• WHAT IS REQUIRED
Can you print every record below exactly as written?

* * *

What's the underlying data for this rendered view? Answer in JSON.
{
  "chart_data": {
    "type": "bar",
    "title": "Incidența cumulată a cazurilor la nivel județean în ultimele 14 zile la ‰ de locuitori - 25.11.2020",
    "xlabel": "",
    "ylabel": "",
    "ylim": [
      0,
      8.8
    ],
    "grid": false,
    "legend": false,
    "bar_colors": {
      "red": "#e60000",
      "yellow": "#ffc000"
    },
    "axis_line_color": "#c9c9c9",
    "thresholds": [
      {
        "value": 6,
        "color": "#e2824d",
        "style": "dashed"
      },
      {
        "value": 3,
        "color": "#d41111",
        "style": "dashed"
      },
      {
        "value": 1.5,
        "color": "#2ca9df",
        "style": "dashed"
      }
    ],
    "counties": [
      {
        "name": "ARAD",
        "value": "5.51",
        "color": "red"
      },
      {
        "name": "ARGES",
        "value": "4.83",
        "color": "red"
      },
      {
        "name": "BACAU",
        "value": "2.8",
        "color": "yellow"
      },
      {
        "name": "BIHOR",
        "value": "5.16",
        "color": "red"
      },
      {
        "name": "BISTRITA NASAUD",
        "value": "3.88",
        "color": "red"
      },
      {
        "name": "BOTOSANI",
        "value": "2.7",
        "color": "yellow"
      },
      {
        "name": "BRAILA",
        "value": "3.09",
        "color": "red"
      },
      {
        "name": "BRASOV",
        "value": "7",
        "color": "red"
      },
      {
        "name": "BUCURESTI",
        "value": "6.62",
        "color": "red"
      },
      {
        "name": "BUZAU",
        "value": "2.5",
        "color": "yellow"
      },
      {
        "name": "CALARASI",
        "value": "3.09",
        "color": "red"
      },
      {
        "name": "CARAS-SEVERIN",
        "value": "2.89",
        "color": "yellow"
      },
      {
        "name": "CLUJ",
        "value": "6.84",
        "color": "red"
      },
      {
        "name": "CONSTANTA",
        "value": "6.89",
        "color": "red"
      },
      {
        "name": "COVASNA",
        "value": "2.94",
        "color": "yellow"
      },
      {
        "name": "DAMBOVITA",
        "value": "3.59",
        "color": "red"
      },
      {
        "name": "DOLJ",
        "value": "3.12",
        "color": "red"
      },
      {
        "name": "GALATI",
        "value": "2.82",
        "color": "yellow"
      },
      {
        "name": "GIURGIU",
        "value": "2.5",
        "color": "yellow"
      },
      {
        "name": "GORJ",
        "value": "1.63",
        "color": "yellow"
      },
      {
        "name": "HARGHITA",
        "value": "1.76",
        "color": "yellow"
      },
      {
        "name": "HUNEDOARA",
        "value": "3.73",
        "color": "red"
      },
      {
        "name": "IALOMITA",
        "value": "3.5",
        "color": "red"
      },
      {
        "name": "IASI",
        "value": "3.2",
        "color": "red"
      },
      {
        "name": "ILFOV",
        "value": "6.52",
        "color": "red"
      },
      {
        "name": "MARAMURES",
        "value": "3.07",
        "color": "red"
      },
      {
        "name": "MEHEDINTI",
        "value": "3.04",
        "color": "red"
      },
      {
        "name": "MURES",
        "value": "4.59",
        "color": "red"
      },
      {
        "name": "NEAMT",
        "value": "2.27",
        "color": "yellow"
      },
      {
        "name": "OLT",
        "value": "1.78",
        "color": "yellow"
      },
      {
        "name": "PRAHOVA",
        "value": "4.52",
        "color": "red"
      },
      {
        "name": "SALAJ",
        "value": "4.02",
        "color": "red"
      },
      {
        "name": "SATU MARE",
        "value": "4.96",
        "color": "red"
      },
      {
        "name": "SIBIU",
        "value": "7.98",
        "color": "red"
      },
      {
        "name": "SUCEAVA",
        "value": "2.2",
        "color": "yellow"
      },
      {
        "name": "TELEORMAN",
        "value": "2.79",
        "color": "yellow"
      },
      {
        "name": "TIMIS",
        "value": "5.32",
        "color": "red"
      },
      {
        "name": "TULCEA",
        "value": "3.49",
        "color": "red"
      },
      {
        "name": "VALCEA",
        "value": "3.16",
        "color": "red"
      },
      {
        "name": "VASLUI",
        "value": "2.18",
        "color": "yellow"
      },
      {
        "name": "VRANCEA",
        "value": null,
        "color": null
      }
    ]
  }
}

* * *

• FINAL RESULT
What's the underlying data for this rendered view? Answer in JSON.
{
  "chart_data": {
    "type": "bar",
    "title": "Incidența cumulată a cazurilor la nivel județean în ultimele 14 zile la ‰ de locuitori - 25.11.2020",
    "xlabel": "",
    "ylabel": "",
    "ylim": [
      0,
      8.8
    ],
    "grid": false,
    "legend": false,
    "bar_colors": {
      "red": "#e60000",
      "yellow": "#ffc000"
    },
    "axis_line_color": "#c9c9c9",
    "thresholds": [
      {
        "value": 6,
        "color": "#e2824d",
        "style": "dashed"
      },
      {
        "value": 3,
        "color": "#d41111",
        "style": "dashed"
      },
      {
        "value": 1.5,
        "color": "#2ca9df",
        "style": "dashed"
      }
    ],
    "counties": [
      {
        "name": "ARAD",
        "value": "5.51",
        "color": "red"
      },
      {
        "name": "ARGES",
        "value": "4.83",
        "color": "red"
      },
      {
        "name": "BACAU",
        "value": "2.8",
        "color": "yellow"
      },
      {
        "name": "BIHOR",
        "value": "5.16",
        "color": "red"
      },
      {
        "name": "BISTRITA NASAUD",
        "value": "3.88",
        "color": "red"
      },
      {
        "name": "BOTOSANI",
        "value": "2.7",
        "color": "yellow"
      },
      {
        "name": "BRAILA",
        "value": "3.09",
        "color": "red"
      },
      {
        "name": "BRASOV",
        "value": "7",
        "color": "red"
      },
      {
        "name": "BUCURESTI",
        "value": "6.62",
        "color": "red"
      },
      {
        "name": "BUZAU",
        "value": "2.5",
        "color": "yellow"
      },
      {
        "name": "CALARASI",
        "value": "3.09",
        "color": "red"
      },
      {
        "name": "CARAS-SEVERIN",
        "value": "2.89",
        "color": "yellow"
      },
      {
        "name": "CLUJ",
        "value": "6.84",
        "color": "red"
      },
      {
        "name": "CONSTANTA",
        "value": "6.89",
        "color": "red"
      },
      {
        "name": "COVASNA",
        "value": "2.94",
        "color": "yellow"
      },
      {
        "name": "DAMBOVITA",
        "value": "3.59",
        "color": "red"
      },
      {
        "name": "DOLJ",
        "value": "3.12",
        "color": "red"
      },
      {
        "name": "GALATI",
        "value": "2.82",
        "color": "yellow"
      },
      {
        "name": "GIURGIU",
        "value": "2.5",
        "color": "yellow"
      },
      {
        "name": "GORJ",
        "value": "1.63",
        "color": "yellow"
      },
      {
        "name": "HARGHITA",
        "value": "1.76",
        "color": "yellow"
      },
      {
        "name": "HUNEDOARA",
        "value": "3.73",
        "color": "red"
      },
      {
        "name": "IALOMITA",
        "value": "3.5",
        "color": "red"
      },
      {
        "name": "IASI",
        "value": "3.2",
        "color": "red"
      },
      {
        "name": "ILFOV",
        "value": "6.52",
        "color": "red"
      },
      {
        "name": "MARAMURES",
        "value": "3.07",
        "color": "red"
      },
      {
        "name": "MEHEDINTI",
        "value": "3.04",
        "color": "red"
      },
      {
        "name": "MURES",
        "value": "4.59",
        "color": "red"
      },
      {
        "name": "NEAMT",
        "value": "2.27",
        "color": "yellow"
      },
      {
        "name": "OLT",
        "value": "1.78",
        "color": "yellow"
      },
      {
        "name": "PRAHOVA",
        "value": "4.52",
        "color": "red"
      },
      {
        "name": "SALAJ",
        "value": "4.02",
        "color": "red"
      },
      {
        "name": "SATU MARE",
        "value": "4.96",
        "color": "red"
      },
      {
        "name": "SIBIU",
        "value": "7.98",
        "color": "red"
      },
      {
        "name": "SUCEAVA",
        "value": "2.2",
        "color": "yellow"
      },
      {
        "name": "TELEORMAN",
        "value": "2.79",
        "color": "yellow"
      },
      {
        "name": "TIMIS",
        "value": "5.32",
        "color": "red"
      },
      {
        "name": "TULCEA",
        "value": "3.49",
        "color": "red"
      },
      {
        "name": "VALCEA",
        "value": "3.16",
        "color": "red"
      },
      {
        "name": "VASLUI",
        "value": "2.18",
        "color": "yellow"
      },
      {
        "name": "VRANCEA",
        "value": null,
        "color": null
      }
    ]
  }
}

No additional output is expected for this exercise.